**WHAT THE TASK REQUIRES:**
Please print the records below word for word, leaving out the pictures.

--- start EXTRACTED MATERIAL ---

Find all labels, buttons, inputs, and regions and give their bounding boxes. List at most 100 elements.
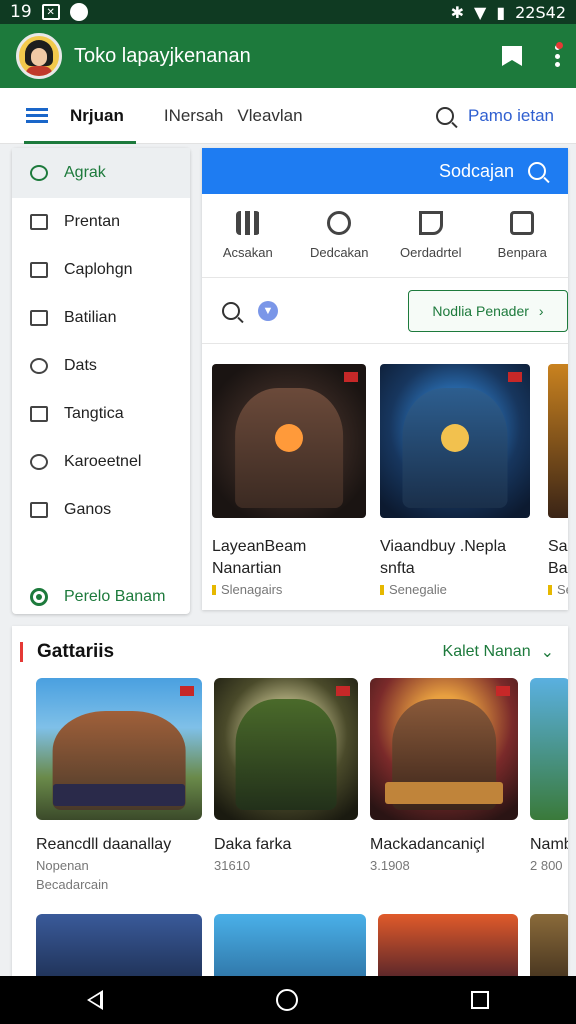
game-thumbnail bbox=[36, 678, 202, 820]
bookmark-icon[interactable] bbox=[502, 46, 522, 66]
game-title: Reancdll daanallay bbox=[36, 836, 172, 853]
card-subtitle: Senegalie bbox=[389, 582, 447, 597]
game-thumbnail bbox=[214, 678, 358, 820]
sidebar-item-ganos[interactable]: Ganos bbox=[12, 486, 190, 534]
games-header: Gattariis Kalet Nanan ⌄ bbox=[12, 626, 568, 678]
chevron-right-icon: › bbox=[538, 302, 544, 319]
status-bar: 19 ✕ ✱ ▼ ▮ 22S42 bbox=[0, 0, 576, 24]
section-marker bbox=[20, 642, 23, 662]
app-bar: Toko lapayjkenanan bbox=[0, 24, 576, 88]
search-icon[interactable] bbox=[222, 301, 240, 320]
game-subtitle: 31610 bbox=[214, 858, 251, 873]
game-card[interactable]: Mackadancaniçl 3.1908 bbox=[370, 678, 518, 892]
tab-search-label: Pamo ietan bbox=[468, 105, 554, 125]
category-label: Oerdadrtel bbox=[400, 245, 462, 260]
category-dedcakan[interactable]: Dedcakan bbox=[294, 211, 386, 260]
sidebar-item-dats[interactable]: Dats bbox=[12, 342, 190, 390]
list-icon[interactable] bbox=[26, 108, 48, 123]
sidebar-footer-link[interactable]: Perelo Banam bbox=[12, 588, 190, 606]
sidebar-item-caplohgn[interactable]: Caplohgn bbox=[12, 246, 190, 294]
card-subtitle: Slenagairs bbox=[221, 582, 283, 597]
game-title: Namb bbox=[530, 836, 568, 853]
action-button[interactable]: Nodlia Penader › bbox=[408, 289, 568, 332]
card-title-line: San bbox=[548, 538, 568, 555]
sidebar: Agrak Prentan Caplohgn Batilian Dats Tan… bbox=[12, 148, 190, 614]
featured-cards: LayeanBeam Nanartian Slenagairs Viaandbu… bbox=[202, 344, 568, 597]
tag-icon bbox=[30, 358, 48, 374]
wifi-icon: ▼ bbox=[474, 2, 487, 22]
radio-icon bbox=[30, 588, 48, 606]
games-row: Reancdll daanallay Nopenan Becadarcain D… bbox=[12, 678, 568, 892]
card-title-line: Bad bbox=[548, 560, 568, 577]
section-title: Gattariis bbox=[37, 641, 115, 662]
category-label: Benpara bbox=[497, 245, 547, 260]
games-section: Gattariis Kalet Nanan ⌄ Reancdll daanall… bbox=[12, 626, 568, 986]
game-card[interactable]: Namb 2 800 bbox=[530, 678, 568, 892]
game-card[interactable]: Reancdll daanallay Nopenan Becadarcain bbox=[36, 678, 202, 892]
search-icon bbox=[30, 165, 48, 181]
filter-row: ▼ Nodlia Penader › bbox=[202, 278, 568, 344]
game-thumbnail bbox=[548, 364, 568, 518]
system-nav-bar bbox=[0, 976, 576, 1024]
game-card[interactable]: Daka farka 31610 bbox=[214, 678, 358, 892]
card-title-line: snfta bbox=[380, 560, 415, 577]
game-subtitle: 3.1908 bbox=[370, 858, 410, 873]
featured-panel: Sodcajan Acsakan Dedcakan Oerdadrtel Ben… bbox=[202, 148, 568, 610]
see-more-link[interactable]: Kalet Nanan ⌄ bbox=[443, 642, 554, 662]
calendar-icon bbox=[30, 310, 48, 326]
category-row: Acsakan Dedcakan Oerdadrtel Benpara bbox=[202, 194, 568, 278]
sidebar-item-tangtica[interactable]: Tangtica bbox=[12, 390, 190, 438]
chevron-down-icon[interactable]: ▼ bbox=[258, 300, 278, 321]
card-icon bbox=[30, 214, 48, 230]
featured-card[interactable]: LayeanBeam Nanartian Slenagairs bbox=[212, 364, 368, 597]
sidebar-item-label: Batilian bbox=[64, 309, 117, 326]
sidebar-item-label: Caplohgn bbox=[64, 261, 133, 278]
card-title-line: Viaandbuy .Nepla bbox=[380, 538, 507, 555]
flag-icon bbox=[418, 211, 443, 235]
battery-icon: ▮ bbox=[496, 2, 506, 22]
card-title-line: LayeanBeam bbox=[212, 538, 307, 555]
game-title: Mackadancaniçl bbox=[370, 836, 485, 853]
featured-card[interactable]: Viaandbuy .Nepla snfta Senegalie bbox=[380, 364, 536, 597]
category-benpara[interactable]: Benpara bbox=[477, 211, 569, 260]
chevron-down-icon: ⌄ bbox=[540, 644, 554, 661]
bag-icon bbox=[30, 406, 48, 422]
card-subtitle: Se bbox=[557, 582, 568, 597]
category-acsakan[interactable]: Acsakan bbox=[202, 211, 294, 260]
back-icon[interactable] bbox=[86, 990, 103, 1010]
tab-search[interactable]: Pamo ietan bbox=[436, 106, 554, 126]
tab-vleavlan[interactable]: Vleavlan bbox=[237, 106, 302, 126]
category-label: Acsakan bbox=[222, 245, 273, 260]
search-icon bbox=[528, 162, 546, 180]
category-label: Dedcakan bbox=[309, 245, 369, 260]
sidebar-item-label: Dats bbox=[64, 357, 97, 374]
sidebar-item-label: Tangtica bbox=[64, 405, 124, 422]
recent-apps-icon[interactable] bbox=[471, 991, 490, 1009]
category-oerdadrtel[interactable]: Oerdadrtel bbox=[385, 211, 477, 260]
tab-nrjuan[interactable]: Nrjuan bbox=[24, 106, 136, 144]
sidebar-item-label: Karoeetnel bbox=[64, 453, 142, 470]
sidebar-item-label: Prentan bbox=[64, 213, 121, 230]
notification-icon: ✕ bbox=[41, 4, 60, 20]
tab-inersah[interactable]: INersah bbox=[164, 106, 224, 126]
status-clock: 22S42 bbox=[515, 2, 566, 22]
featured-card[interactable]: San Bad Se bbox=[548, 364, 568, 597]
home-icon[interactable] bbox=[275, 989, 298, 1011]
card-title-line: Nanartian bbox=[212, 560, 282, 577]
sidebar-item-prentan[interactable]: Prentan bbox=[12, 198, 190, 246]
chart-icon bbox=[30, 262, 48, 278]
more-options-icon[interactable] bbox=[554, 42, 563, 67]
status-time: 19 bbox=[10, 2, 32, 22]
avatar[interactable] bbox=[16, 33, 62, 79]
tab-bar: Nrjuan INersah Vleavlan Pamo ietan bbox=[0, 88, 576, 144]
see-more-label: Kalet Nanan bbox=[442, 643, 531, 660]
game-thumbnail bbox=[530, 678, 568, 820]
sidebar-item-karoeetnel[interactable]: Karoeetnel bbox=[12, 438, 190, 486]
sidebar-item-batilian[interactable]: Batilian bbox=[12, 294, 190, 342]
bluetooth-icon: ✱ bbox=[450, 2, 464, 22]
game-subtitle: Nopenan bbox=[36, 858, 89, 873]
messenger-icon bbox=[69, 3, 88, 21]
sidebar-item-agrak[interactable]: Agrak bbox=[12, 148, 190, 198]
game-subtitle: Becadarcain bbox=[36, 877, 109, 892]
panel-search-header[interactable]: Sodcajan bbox=[202, 148, 568, 194]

--- end EXTRACTED MATERIAL ---

**COMPLETE RESPONSE:**
Find all labels, buttons, inputs, and regions and give their bounding boxes. List at most 100 elements.
game-thumbnail bbox=[36, 678, 202, 820]
bookmark-icon[interactable] bbox=[502, 46, 522, 66]
game-title: Reancdll daanallay bbox=[36, 836, 172, 853]
card-subtitle: Senegalie bbox=[389, 582, 447, 597]
game-thumbnail bbox=[214, 678, 358, 820]
sidebar-item-ganos[interactable]: Ganos bbox=[12, 486, 190, 534]
games-header: Gattariis Kalet Nanan ⌄ bbox=[12, 626, 568, 678]
chevron-right-icon: › bbox=[538, 302, 544, 319]
status-bar: 19 ✕ ✱ ▼ ▮ 22S42 bbox=[0, 0, 576, 24]
section-marker bbox=[20, 642, 23, 662]
app-bar: Toko lapayjkenanan bbox=[0, 24, 576, 88]
search-icon[interactable] bbox=[222, 301, 240, 320]
game-subtitle: 31610 bbox=[214, 858, 251, 873]
game-card[interactable]: Mackadancaniçl 3.1908 bbox=[370, 678, 518, 892]
tab-search-label: Pamo ietan bbox=[468, 105, 554, 125]
category-label: Oerdadrtel bbox=[400, 245, 462, 260]
category-dedcakan[interactable]: Dedcakan bbox=[294, 211, 386, 260]
sidebar-item-dats[interactable]: Dats bbox=[12, 342, 190, 390]
list-icon[interactable] bbox=[26, 108, 48, 123]
sidebar-footer-link[interactable]: Perelo Banam bbox=[12, 588, 190, 606]
sidebar-item-caplohgn[interactable]: Caplohgn bbox=[12, 246, 190, 294]
card-subtitle: Slenagairs bbox=[221, 582, 283, 597]
game-title: Namb bbox=[530, 836, 568, 853]
action-button[interactable]: Nodlia Penader › bbox=[408, 289, 568, 332]
card-title-line: San bbox=[548, 538, 568, 555]
sidebar: Agrak Prentan Caplohgn Batilian Dats Tan… bbox=[12, 148, 190, 614]
featured-cards: LayeanBeam Nanartian Slenagairs Viaandbu… bbox=[202, 344, 568, 597]
tag-icon bbox=[30, 358, 48, 374]
wifi-icon: ▼ bbox=[474, 2, 487, 22]
radio-icon bbox=[30, 588, 48, 606]
games-row: Reancdll daanallay Nopenan Becadarcain D… bbox=[12, 678, 568, 892]
card-title-line: Bad bbox=[548, 560, 568, 577]
section-title: Gattariis bbox=[37, 641, 115, 662]
category-label: Benpara bbox=[497, 245, 547, 260]
games-section: Gattariis Kalet Nanan ⌄ Reancdll daanall… bbox=[12, 626, 568, 986]
game-card[interactable]: Namb 2 800 bbox=[530, 678, 568, 892]
game-card[interactable]: Reancdll daanallay Nopenan Becadarcain bbox=[36, 678, 202, 892]
search-icon bbox=[30, 165, 48, 181]
filter-row: ▼ Nodlia Penader › bbox=[202, 278, 568, 344]
game-thumbnail bbox=[548, 364, 568, 518]
system-nav-bar bbox=[0, 976, 576, 1024]
game-card[interactable]: Daka farka 31610 bbox=[214, 678, 358, 892]
card-title-line: snfta bbox=[380, 560, 415, 577]
game-subtitle: 3.1908 bbox=[370, 858, 410, 873]
featured-panel: Sodcajan Acsakan Dedcakan Oerdadrtel Ben… bbox=[202, 148, 568, 610]
see-more-link[interactable]: Kalet Nanan ⌄ bbox=[443, 642, 554, 662]
calendar-icon bbox=[30, 310, 48, 326]
category-row: Acsakan Dedcakan Oerdadrtel Benpara bbox=[202, 194, 568, 278]
sidebar-item-tangtica[interactable]: Tangtica bbox=[12, 390, 190, 438]
chevron-down-icon[interactable]: ▼ bbox=[258, 300, 278, 321]
card-icon bbox=[30, 214, 48, 230]
featured-card[interactable]: LayeanBeam Nanartian Slenagairs bbox=[212, 364, 368, 597]
sidebar-item-label: Batilian bbox=[64, 309, 117, 326]
sidebar-item-label: Caplohgn bbox=[64, 261, 133, 278]
card-title-line: Viaandbuy .Nepla bbox=[380, 538, 507, 555]
flag-icon bbox=[418, 211, 443, 235]
battery-icon: ▮ bbox=[496, 2, 506, 22]
card-title-line: LayeanBeam bbox=[212, 538, 307, 555]
game-title: Mackadancaniçl bbox=[370, 836, 485, 853]
featured-card[interactable]: Viaandbuy .Nepla snfta Senegalie bbox=[380, 364, 536, 597]
category-benpara[interactable]: Benpara bbox=[477, 211, 569, 260]
chevron-down-icon: ⌄ bbox=[540, 644, 554, 661]
bag-icon bbox=[30, 406, 48, 422]
card-subtitle: Se bbox=[557, 582, 568, 597]
category-acsakan[interactable]: Acsakan bbox=[202, 211, 294, 260]
back-icon[interactable] bbox=[86, 990, 103, 1010]
tab-search[interactable]: Pamo ietan bbox=[436, 106, 554, 126]
tab-vleavlan[interactable]: Vleavlan bbox=[237, 106, 302, 126]
category-label: Acsakan bbox=[222, 245, 273, 260]
search-icon bbox=[528, 162, 546, 180]
category-label: Dedcakan bbox=[309, 245, 369, 260]
sidebar-item-label: Dats bbox=[64, 357, 97, 374]
sidebar-item-label: Tangtica bbox=[64, 405, 124, 422]
recent-apps-icon[interactable] bbox=[471, 991, 490, 1009]
category-oerdadrtel[interactable]: Oerdadrtel bbox=[385, 211, 477, 260]
tab-nrjuan[interactable]: Nrjuan bbox=[24, 106, 136, 144]
sidebar-item-label: Karoeetnel bbox=[64, 453, 142, 470]
sidebar-item-label: Prentan bbox=[64, 213, 121, 230]
notification-icon: ✕ bbox=[41, 4, 60, 20]
tab-inersah[interactable]: INersah bbox=[164, 106, 224, 126]
status-clock: 22S42 bbox=[515, 2, 566, 22]
featured-card[interactable]: San Bad Se bbox=[548, 364, 568, 597]
home-icon[interactable] bbox=[275, 989, 298, 1011]
card-title-line: Nanartian bbox=[212, 560, 282, 577]
sidebar-item-prentan[interactable]: Prentan bbox=[12, 198, 190, 246]
chart-icon bbox=[30, 262, 48, 278]
more-options-icon[interactable] bbox=[554, 42, 563, 67]
status-time: 19 bbox=[10, 2, 32, 22]
avatar[interactable] bbox=[16, 33, 62, 79]
tab-bar: Nrjuan INersah Vleavlan Pamo ietan bbox=[0, 88, 576, 144]
see-more-label: Kalet Nanan bbox=[442, 643, 531, 660]
game-thumbnail bbox=[530, 678, 568, 820]
sidebar-item-karoeetnel[interactable]: Karoeetnel bbox=[12, 438, 190, 486]
sidebar-item-batilian[interactable]: Batilian bbox=[12, 294, 190, 342]
bluetooth-icon: ✱ bbox=[450, 2, 464, 22]
game-subtitle: Nopenan bbox=[36, 858, 89, 873]
messenger-icon bbox=[69, 3, 88, 21]
sidebar-item-agrak[interactable]: Agrak bbox=[12, 148, 190, 198]
game-subtitle: Becadarcain bbox=[36, 877, 109, 892]
panel-search-header[interactable]: Sodcajan bbox=[202, 148, 568, 194]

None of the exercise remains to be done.